__The exercise__
From the listing below, pull out every line where the string "JSON" appears.

(Entries taken from a collection)
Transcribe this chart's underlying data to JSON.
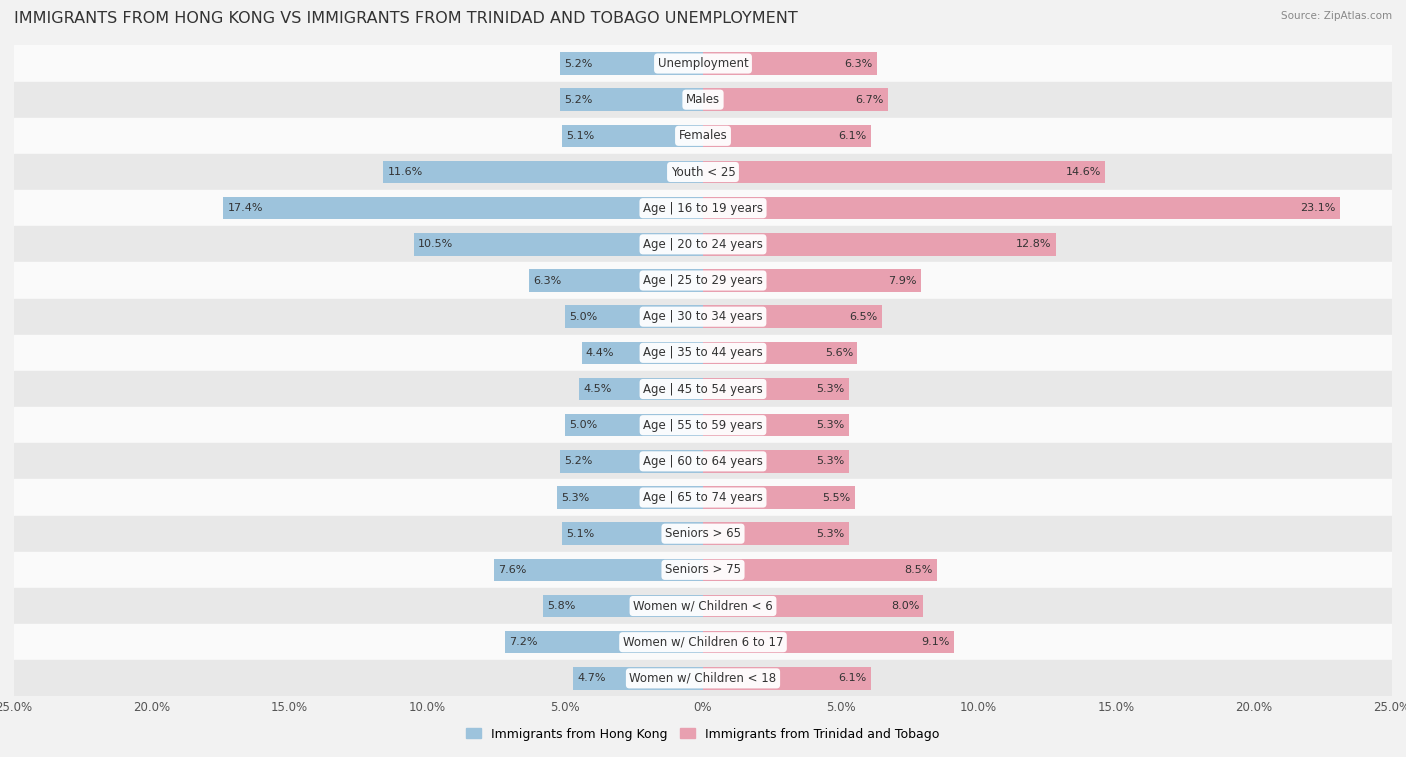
{
  "title": "IMMIGRANTS FROM HONG KONG VS IMMIGRANTS FROM TRINIDAD AND TOBAGO UNEMPLOYMENT",
  "source": "Source: ZipAtlas.com",
  "categories": [
    "Unemployment",
    "Males",
    "Females",
    "Youth < 25",
    "Age | 16 to 19 years",
    "Age | 20 to 24 years",
    "Age | 25 to 29 years",
    "Age | 30 to 34 years",
    "Age | 35 to 44 years",
    "Age | 45 to 54 years",
    "Age | 55 to 59 years",
    "Age | 60 to 64 years",
    "Age | 65 to 74 years",
    "Seniors > 65",
    "Seniors > 75",
    "Women w/ Children < 6",
    "Women w/ Children 6 to 17",
    "Women w/ Children < 18"
  ],
  "hk_values": [
    5.2,
    5.2,
    5.1,
    11.6,
    17.4,
    10.5,
    6.3,
    5.0,
    4.4,
    4.5,
    5.0,
    5.2,
    5.3,
    5.1,
    7.6,
    5.8,
    7.2,
    4.7
  ],
  "tt_values": [
    6.3,
    6.7,
    6.1,
    14.6,
    23.1,
    12.8,
    7.9,
    6.5,
    5.6,
    5.3,
    5.3,
    5.3,
    5.5,
    5.3,
    8.5,
    8.0,
    9.1,
    6.1
  ],
  "hk_color": "#9dc3dc",
  "tt_color": "#e8a0b0",
  "hk_label": "Immigrants from Hong Kong",
  "tt_label": "Immigrants from Trinidad and Tobago",
  "xlim": 25.0,
  "bg_color": "#f2f2f2",
  "row_light_color": "#fafafa",
  "row_dark_color": "#e8e8e8",
  "bar_height": 0.62,
  "title_fontsize": 11.5,
  "label_fontsize": 8.5,
  "value_fontsize": 8.0
}
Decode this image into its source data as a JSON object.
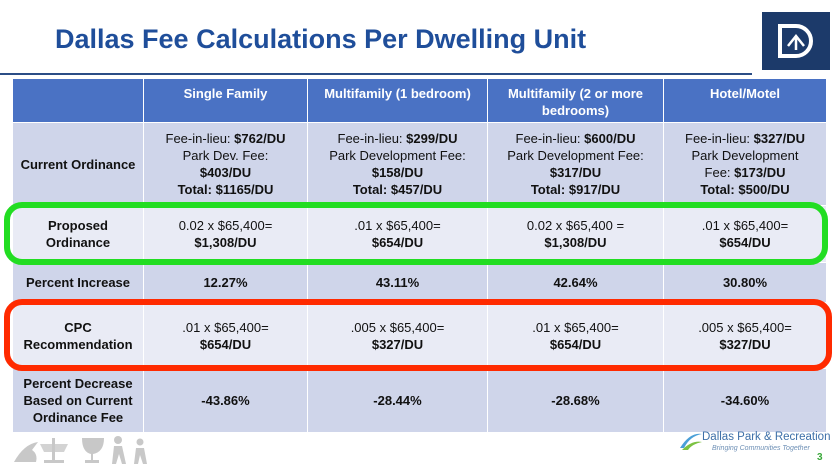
{
  "header": {
    "title": "Dallas Fee Calculations Per Dwelling Unit"
  },
  "table": {
    "columns": [
      "Single Family",
      "Multifamily (1 bedroom)",
      "Multifamily (2 or more bedrooms)",
      "Hotel/Motel"
    ],
    "rows": [
      {
        "label": "Current Ordinance",
        "cells": [
          {
            "lines": [
              {
                "plain": "Fee-in-lieu: ",
                "bold": "$762/DU"
              },
              {
                "plain": "Park Dev. Fee:"
              },
              {
                "bold": "$403/DU"
              },
              {
                "bold": "Total: $1165/DU"
              }
            ]
          },
          {
            "lines": [
              {
                "plain": "Fee-in-lieu: ",
                "bold": "$299/DU"
              },
              {
                "plain": "Park Development Fee:"
              },
              {
                "bold": "$158/DU"
              },
              {
                "bold": "Total: $457/DU"
              }
            ]
          },
          {
            "lines": [
              {
                "plain": "Fee-in-lieu: ",
                "bold": "$600/DU"
              },
              {
                "plain": "Park Development Fee:"
              },
              {
                "bold": "$317/DU"
              },
              {
                "bold": "Total: $917/DU"
              }
            ]
          },
          {
            "lines": [
              {
                "plain": "Fee-in-lieu: ",
                "bold": "$327/DU"
              },
              {
                "plain": "Park Development"
              },
              {
                "plain": "Fee: ",
                "bold": "$173/DU"
              },
              {
                "bold": "Total: $500/DU"
              }
            ]
          }
        ]
      },
      {
        "label": "Proposed Ordinance",
        "cells": [
          {
            "lines": [
              {
                "plain": "0.02 x $65,400="
              },
              {
                "bold": "$1,308/DU"
              }
            ]
          },
          {
            "lines": [
              {
                "plain": ".01 x $65,400="
              },
              {
                "bold": "$654/DU"
              }
            ]
          },
          {
            "lines": [
              {
                "plain": "0.02 x $65,400 ="
              },
              {
                "bold": "$1,308/DU"
              }
            ]
          },
          {
            "lines": [
              {
                "plain": ".01 x $65,400="
              },
              {
                "bold": "$654/DU"
              }
            ]
          }
        ]
      },
      {
        "label": "Percent Increase",
        "cells": [
          {
            "lines": [
              {
                "bold": "12.27%"
              }
            ]
          },
          {
            "lines": [
              {
                "bold": "43.11%"
              }
            ]
          },
          {
            "lines": [
              {
                "bold": "42.64%"
              }
            ]
          },
          {
            "lines": [
              {
                "bold": "30.80%"
              }
            ]
          }
        ]
      },
      {
        "label": "CPC Recommendation",
        "cells": [
          {
            "lines": [
              {
                "plain": ".01 x $65,400="
              },
              {
                "bold": "$654/DU"
              }
            ]
          },
          {
            "lines": [
              {
                "plain": ".005 x $65,400="
              },
              {
                "bold": "$327/DU"
              }
            ]
          },
          {
            "lines": [
              {
                "plain": ".01 x $65,400="
              },
              {
                "bold": "$654/DU"
              }
            ]
          },
          {
            "lines": [
              {
                "plain": ".005 x $65,400="
              },
              {
                "bold": "$327/DU"
              }
            ]
          }
        ]
      },
      {
        "label": "Percent Decrease Based on Current Ordinance Fee",
        "cells": [
          {
            "lines": [
              {
                "bold": "-43.86%"
              }
            ]
          },
          {
            "lines": [
              {
                "bold": "-28.44%"
              }
            ]
          },
          {
            "lines": [
              {
                "bold": "-28.68%"
              }
            ]
          },
          {
            "lines": [
              {
                "bold": "-34.60%"
              }
            ]
          }
        ]
      }
    ]
  },
  "footer": {
    "brand": "Dallas Park & Recreation",
    "tagline": "Bringing Communities Together",
    "page": "3"
  }
}
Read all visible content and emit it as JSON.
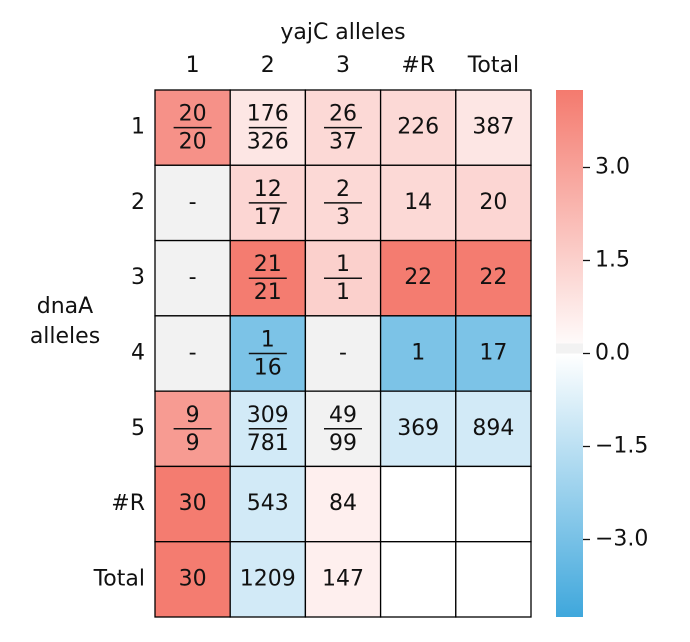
{
  "chart_data": {
    "type": "heatmap",
    "xlabel": "yajC alleles",
    "ylabel": "dnaA alleles",
    "x_categories": [
      "1",
      "2",
      "3",
      "#R",
      "Total"
    ],
    "y_categories": [
      "1",
      "2",
      "3",
      "4",
      "5",
      "#R",
      "Total"
    ],
    "cell_labels": [
      [
        [
          20,
          20
        ],
        [
          176,
          326
        ],
        [
          26,
          37
        ],
        226,
        387
      ],
      [
        "-",
        [
          12,
          17
        ],
        [
          2,
          3
        ],
        14,
        20
      ],
      [
        "-",
        [
          21,
          21
        ],
        [
          1,
          1
        ],
        22,
        22
      ],
      [
        "-",
        [
          1,
          16
        ],
        "-",
        1,
        17
      ],
      [
        [
          9,
          9
        ],
        [
          309,
          781
        ],
        [
          49,
          99
        ],
        369,
        894
      ],
      [
        30,
        543,
        84,
        null,
        null
      ],
      [
        30,
        1209,
        147,
        null,
        null
      ]
    ],
    "values": [
      [
        3.5,
        0.8,
        1.2,
        1.2,
        0.8
      ],
      [
        null,
        1.3,
        1.2,
        1.2,
        1.3
      ],
      [
        null,
        4.2,
        1.5,
        4.2,
        4.2
      ],
      [
        null,
        -2.9,
        null,
        -2.9,
        -2.9
      ],
      [
        3.2,
        -1.0,
        0,
        -1.0,
        -1.0
      ],
      [
        4.2,
        -1.0,
        0.5,
        null,
        null
      ],
      [
        4.2,
        -1.0,
        0.5,
        null,
        null
      ]
    ],
    "clim": [
      -4.25,
      4.25
    ],
    "cticks": [
      {
        "value": 3,
        "label": "3.0"
      },
      {
        "value": 1.5,
        "label": "1.5"
      },
      {
        "value": 0,
        "label": "0.0"
      },
      {
        "value": -1.5,
        "label": "−1.5"
      },
      {
        "value": -3,
        "label": "−3.0"
      }
    ],
    "colors": {
      "positive": "#f47a6e",
      "negative": "#3fa7dc",
      "zero": "#f2f2f2",
      "empty": "#ffffff"
    }
  }
}
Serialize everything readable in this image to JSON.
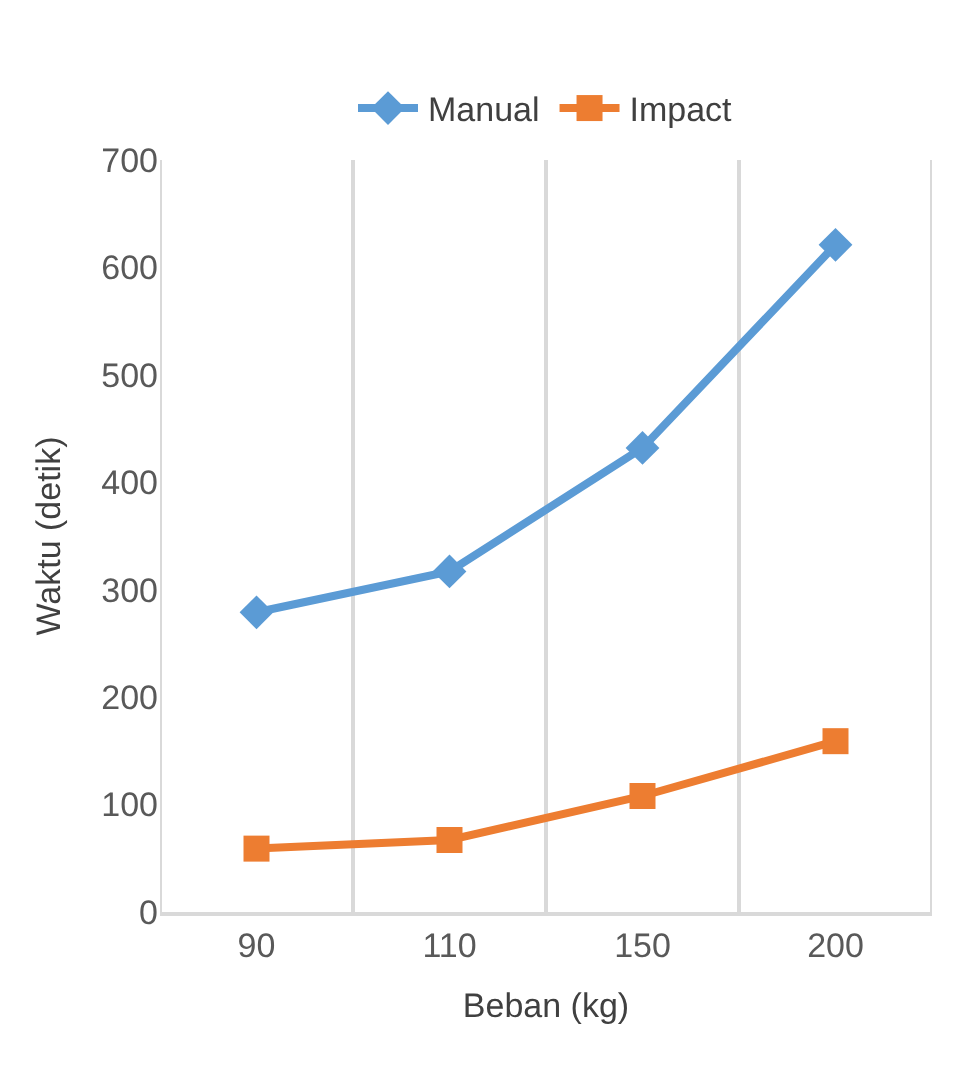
{
  "chart_data": {
    "type": "line",
    "xlabel": "Beban (kg)",
    "ylabel": "Waktu (detik)",
    "categories": [
      "90",
      "110",
      "150",
      "200"
    ],
    "series": [
      {
        "name": "Manual",
        "color": "#5b9bd5",
        "values": [
          279,
          317,
          432,
          621
        ],
        "marker": "diamond"
      },
      {
        "name": "Impact",
        "color": "#ed7d31",
        "values": [
          59,
          67,
          108,
          159
        ],
        "marker": "square"
      }
    ],
    "ylim": [
      0,
      700
    ],
    "yticks": [
      0,
      100,
      200,
      300,
      400,
      500,
      600,
      700
    ],
    "grid": "x",
    "legend": "top",
    "line_style": "solid"
  }
}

__Full solution__
Transcribe this chart's underlying data to JSON.
Decode this image into its source data as a JSON object.
Read all visible content and emit it as JSON.
Serialize everything readable in this image to JSON.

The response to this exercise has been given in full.